Dataset entries
★ ★ ★ ★ ★
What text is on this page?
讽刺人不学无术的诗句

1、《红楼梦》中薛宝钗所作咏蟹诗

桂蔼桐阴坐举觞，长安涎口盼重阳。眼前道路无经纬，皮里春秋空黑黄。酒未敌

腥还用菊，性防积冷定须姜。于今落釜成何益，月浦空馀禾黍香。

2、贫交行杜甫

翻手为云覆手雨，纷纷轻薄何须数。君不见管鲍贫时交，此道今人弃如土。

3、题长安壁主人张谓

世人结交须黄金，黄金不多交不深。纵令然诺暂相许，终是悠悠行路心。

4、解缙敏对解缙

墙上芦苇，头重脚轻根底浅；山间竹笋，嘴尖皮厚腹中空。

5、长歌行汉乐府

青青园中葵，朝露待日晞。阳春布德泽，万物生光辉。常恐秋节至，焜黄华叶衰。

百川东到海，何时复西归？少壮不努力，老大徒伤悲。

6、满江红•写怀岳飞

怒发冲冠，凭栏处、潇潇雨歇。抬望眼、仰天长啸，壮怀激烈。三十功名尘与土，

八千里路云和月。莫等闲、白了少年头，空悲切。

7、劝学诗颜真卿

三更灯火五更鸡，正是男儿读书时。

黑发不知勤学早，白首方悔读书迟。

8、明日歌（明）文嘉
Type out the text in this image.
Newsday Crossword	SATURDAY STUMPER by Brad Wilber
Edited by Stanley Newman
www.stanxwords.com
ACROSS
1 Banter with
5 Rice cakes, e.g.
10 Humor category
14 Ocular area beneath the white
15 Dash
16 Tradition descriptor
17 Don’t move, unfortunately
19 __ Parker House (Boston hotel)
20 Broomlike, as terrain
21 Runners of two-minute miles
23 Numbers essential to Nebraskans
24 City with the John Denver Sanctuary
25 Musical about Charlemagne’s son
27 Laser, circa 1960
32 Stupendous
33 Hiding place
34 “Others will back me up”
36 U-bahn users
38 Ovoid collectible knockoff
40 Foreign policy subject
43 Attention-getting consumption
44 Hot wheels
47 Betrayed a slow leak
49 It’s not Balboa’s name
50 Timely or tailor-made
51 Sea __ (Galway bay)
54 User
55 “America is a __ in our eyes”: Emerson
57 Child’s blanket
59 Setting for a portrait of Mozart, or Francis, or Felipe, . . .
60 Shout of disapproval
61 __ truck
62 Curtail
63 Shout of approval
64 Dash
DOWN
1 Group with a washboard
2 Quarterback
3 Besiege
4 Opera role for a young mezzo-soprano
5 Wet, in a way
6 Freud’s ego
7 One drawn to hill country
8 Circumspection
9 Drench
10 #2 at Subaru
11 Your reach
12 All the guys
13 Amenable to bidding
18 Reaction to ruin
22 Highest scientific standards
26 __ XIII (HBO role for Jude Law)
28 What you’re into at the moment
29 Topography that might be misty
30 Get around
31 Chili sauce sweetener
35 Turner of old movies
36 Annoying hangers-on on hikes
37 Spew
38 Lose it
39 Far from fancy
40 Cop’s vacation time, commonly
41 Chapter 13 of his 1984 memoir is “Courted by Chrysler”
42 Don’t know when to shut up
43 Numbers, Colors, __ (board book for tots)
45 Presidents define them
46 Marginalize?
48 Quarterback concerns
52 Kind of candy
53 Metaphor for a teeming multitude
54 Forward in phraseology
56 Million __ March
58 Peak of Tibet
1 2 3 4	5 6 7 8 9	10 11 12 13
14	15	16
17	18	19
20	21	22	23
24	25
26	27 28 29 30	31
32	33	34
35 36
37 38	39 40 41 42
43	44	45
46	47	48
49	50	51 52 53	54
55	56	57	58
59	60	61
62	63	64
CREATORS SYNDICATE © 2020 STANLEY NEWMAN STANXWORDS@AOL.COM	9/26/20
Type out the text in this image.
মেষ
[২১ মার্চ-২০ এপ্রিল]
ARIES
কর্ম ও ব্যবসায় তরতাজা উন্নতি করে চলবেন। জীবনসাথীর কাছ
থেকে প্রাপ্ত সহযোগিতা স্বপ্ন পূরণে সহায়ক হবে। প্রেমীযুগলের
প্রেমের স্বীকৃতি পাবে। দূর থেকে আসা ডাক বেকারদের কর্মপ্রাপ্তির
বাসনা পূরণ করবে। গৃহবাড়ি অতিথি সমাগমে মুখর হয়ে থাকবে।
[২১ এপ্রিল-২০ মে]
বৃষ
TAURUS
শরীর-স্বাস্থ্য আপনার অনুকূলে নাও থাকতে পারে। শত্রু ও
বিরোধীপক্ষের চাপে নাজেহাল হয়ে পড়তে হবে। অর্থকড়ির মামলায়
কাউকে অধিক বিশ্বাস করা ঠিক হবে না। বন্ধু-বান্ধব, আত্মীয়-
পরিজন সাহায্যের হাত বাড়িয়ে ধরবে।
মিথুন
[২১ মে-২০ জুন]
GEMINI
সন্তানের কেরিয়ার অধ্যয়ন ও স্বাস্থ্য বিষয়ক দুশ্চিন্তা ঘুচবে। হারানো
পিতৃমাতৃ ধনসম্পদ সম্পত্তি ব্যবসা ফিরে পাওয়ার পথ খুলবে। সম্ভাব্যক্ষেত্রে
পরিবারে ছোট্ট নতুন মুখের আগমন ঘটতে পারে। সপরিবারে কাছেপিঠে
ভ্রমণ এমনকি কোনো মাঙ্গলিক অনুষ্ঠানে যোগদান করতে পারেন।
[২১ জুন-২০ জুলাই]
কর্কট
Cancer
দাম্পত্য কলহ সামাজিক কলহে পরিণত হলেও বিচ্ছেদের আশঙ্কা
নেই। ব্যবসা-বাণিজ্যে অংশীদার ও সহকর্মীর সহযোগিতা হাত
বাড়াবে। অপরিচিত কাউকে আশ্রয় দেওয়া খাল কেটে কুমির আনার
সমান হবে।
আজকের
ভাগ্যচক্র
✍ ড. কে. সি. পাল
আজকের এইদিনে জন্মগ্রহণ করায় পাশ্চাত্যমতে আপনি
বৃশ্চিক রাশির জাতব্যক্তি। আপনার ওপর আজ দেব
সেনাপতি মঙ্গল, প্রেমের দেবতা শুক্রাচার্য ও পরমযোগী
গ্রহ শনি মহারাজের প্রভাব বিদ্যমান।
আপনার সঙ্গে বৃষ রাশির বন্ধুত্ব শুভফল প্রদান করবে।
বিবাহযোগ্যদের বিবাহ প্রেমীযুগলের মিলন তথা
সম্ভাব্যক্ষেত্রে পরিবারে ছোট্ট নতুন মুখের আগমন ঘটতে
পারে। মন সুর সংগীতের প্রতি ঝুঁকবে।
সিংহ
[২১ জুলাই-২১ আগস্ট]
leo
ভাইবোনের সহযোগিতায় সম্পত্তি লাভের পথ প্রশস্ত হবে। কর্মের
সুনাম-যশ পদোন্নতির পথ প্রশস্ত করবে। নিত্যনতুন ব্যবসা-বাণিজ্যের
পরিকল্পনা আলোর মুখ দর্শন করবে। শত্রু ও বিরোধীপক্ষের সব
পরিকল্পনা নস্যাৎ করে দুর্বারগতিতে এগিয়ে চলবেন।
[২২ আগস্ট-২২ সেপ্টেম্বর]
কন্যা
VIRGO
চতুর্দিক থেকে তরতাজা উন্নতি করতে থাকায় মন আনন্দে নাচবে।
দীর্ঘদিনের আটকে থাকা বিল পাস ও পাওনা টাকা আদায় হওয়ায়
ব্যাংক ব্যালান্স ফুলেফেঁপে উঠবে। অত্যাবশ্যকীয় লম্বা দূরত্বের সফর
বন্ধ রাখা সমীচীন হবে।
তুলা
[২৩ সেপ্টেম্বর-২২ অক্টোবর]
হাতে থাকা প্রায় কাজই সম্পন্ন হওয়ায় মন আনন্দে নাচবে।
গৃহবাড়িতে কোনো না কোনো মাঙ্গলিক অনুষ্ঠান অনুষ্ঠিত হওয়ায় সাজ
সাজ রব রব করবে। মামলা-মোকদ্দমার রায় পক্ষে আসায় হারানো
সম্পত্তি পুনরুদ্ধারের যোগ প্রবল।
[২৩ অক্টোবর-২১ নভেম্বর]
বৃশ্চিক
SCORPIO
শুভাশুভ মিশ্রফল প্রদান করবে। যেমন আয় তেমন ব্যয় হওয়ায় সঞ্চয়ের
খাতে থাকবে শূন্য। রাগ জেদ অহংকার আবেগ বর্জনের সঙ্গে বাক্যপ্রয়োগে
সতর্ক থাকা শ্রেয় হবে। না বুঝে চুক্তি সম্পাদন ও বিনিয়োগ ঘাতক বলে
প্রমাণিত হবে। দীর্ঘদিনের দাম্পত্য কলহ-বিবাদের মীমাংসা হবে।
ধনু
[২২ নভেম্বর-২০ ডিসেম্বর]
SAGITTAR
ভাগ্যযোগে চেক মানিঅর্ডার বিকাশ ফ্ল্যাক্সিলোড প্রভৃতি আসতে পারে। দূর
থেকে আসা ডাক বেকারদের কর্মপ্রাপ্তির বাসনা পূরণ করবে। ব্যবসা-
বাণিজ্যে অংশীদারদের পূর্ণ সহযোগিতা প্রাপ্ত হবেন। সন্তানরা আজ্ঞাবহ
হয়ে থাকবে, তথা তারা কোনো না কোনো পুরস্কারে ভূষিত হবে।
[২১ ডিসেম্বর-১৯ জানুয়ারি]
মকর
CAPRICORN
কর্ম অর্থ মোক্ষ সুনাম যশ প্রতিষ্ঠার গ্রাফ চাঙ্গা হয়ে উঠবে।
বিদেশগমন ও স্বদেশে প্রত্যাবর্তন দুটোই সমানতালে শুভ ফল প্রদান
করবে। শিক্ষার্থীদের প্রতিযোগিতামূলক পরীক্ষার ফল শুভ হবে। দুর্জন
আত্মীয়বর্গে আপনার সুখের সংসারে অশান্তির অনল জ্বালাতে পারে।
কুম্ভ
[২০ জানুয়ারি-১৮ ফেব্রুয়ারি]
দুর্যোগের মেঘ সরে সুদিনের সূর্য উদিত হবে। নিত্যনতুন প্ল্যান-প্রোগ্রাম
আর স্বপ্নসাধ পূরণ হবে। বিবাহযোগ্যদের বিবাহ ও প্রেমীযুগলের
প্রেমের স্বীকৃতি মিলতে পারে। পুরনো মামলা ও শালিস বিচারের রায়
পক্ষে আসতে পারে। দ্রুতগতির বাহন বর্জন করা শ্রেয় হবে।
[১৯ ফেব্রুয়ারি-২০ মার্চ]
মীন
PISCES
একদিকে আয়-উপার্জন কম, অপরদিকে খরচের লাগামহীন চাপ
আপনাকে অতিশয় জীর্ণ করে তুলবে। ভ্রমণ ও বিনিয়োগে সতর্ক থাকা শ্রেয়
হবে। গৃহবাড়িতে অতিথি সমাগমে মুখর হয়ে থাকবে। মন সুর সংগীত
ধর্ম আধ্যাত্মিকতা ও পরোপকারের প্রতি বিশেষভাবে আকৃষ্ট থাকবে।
★ ★ ★ ★ ★
**Request**: Look through the material above. Copy each line where the word "role" appears.

**Answer to the problem**:
4 Opera role for a young mezzo-soprano
26 __ XIII (HBO role for Jude Law)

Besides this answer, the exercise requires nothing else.